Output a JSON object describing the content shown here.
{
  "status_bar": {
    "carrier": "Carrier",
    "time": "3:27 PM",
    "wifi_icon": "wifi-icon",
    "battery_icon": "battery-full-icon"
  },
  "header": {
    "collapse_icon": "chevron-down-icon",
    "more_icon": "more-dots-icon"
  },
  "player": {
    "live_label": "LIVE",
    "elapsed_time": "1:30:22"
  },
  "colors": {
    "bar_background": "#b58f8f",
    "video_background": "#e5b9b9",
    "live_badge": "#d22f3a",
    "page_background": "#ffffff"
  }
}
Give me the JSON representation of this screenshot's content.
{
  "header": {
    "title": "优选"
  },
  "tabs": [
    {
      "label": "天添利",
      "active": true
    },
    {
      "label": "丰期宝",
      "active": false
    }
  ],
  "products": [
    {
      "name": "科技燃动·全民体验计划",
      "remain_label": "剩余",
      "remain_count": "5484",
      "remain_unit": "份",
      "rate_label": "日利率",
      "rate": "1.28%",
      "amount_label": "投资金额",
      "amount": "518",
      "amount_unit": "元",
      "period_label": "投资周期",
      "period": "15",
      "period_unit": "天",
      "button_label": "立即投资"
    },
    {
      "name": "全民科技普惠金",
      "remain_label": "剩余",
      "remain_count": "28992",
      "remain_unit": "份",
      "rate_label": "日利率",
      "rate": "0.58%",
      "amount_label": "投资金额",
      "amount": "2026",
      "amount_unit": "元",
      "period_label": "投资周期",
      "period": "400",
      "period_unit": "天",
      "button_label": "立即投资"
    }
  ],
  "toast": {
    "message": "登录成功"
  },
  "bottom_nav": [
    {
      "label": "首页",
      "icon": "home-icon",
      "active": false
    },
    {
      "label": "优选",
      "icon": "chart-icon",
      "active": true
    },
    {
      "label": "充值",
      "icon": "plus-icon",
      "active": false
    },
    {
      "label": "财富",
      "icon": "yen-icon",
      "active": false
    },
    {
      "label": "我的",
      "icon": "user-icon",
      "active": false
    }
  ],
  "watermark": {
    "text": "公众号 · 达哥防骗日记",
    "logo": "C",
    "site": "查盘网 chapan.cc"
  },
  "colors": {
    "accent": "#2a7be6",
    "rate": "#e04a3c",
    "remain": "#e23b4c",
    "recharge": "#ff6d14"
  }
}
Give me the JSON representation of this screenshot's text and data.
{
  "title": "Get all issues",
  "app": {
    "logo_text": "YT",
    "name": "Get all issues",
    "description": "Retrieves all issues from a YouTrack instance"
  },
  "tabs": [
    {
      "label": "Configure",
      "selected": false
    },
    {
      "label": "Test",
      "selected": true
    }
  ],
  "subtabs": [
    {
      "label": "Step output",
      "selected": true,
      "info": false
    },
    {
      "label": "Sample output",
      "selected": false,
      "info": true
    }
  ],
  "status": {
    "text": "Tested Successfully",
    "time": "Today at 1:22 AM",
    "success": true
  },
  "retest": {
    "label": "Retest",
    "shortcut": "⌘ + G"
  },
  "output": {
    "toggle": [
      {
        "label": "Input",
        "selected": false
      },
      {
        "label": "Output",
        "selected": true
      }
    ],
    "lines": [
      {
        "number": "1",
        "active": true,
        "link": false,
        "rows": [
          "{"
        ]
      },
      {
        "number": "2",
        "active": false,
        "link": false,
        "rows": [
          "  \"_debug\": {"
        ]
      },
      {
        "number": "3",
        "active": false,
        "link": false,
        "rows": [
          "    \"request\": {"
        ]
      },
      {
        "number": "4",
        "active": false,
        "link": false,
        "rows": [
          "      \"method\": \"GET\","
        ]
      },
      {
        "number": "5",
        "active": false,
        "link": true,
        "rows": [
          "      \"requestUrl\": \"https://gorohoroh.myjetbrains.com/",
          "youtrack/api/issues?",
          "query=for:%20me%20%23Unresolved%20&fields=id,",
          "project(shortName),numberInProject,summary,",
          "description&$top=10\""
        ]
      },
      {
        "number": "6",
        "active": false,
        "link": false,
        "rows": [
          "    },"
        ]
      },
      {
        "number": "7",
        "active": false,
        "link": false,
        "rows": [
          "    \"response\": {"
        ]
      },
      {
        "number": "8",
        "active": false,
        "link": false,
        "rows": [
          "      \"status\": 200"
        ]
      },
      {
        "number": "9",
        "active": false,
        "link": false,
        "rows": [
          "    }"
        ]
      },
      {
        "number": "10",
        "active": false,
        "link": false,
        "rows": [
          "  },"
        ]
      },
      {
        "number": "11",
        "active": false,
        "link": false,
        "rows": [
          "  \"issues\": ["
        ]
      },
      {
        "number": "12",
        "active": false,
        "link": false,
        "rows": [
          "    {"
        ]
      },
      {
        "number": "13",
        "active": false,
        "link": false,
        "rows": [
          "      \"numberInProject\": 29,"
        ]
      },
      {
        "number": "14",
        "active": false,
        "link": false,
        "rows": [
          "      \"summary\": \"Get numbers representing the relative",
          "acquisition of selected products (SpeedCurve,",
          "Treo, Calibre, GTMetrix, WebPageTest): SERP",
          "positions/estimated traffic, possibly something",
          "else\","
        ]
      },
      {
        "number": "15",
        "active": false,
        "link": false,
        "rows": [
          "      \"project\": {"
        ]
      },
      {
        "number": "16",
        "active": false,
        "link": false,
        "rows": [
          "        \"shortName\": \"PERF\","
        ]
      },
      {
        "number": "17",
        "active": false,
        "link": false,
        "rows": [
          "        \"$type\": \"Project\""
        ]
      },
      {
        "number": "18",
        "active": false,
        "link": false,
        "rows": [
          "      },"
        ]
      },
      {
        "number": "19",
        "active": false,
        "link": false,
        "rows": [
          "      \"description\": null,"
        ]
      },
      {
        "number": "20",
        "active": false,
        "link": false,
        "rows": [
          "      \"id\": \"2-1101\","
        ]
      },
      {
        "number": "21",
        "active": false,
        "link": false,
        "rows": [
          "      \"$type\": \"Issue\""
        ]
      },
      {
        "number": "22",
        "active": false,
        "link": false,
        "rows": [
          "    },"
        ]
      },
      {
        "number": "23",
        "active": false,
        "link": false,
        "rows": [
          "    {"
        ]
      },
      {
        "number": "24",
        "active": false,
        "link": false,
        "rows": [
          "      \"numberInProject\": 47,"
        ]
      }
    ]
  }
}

▸ Goal: Within the listing above, copy each line that has the string "representation".

▸ Result for this task:
Give me the JSON representation of this screenshot's content.
Give me the JSON representation of this screenshot's text and data.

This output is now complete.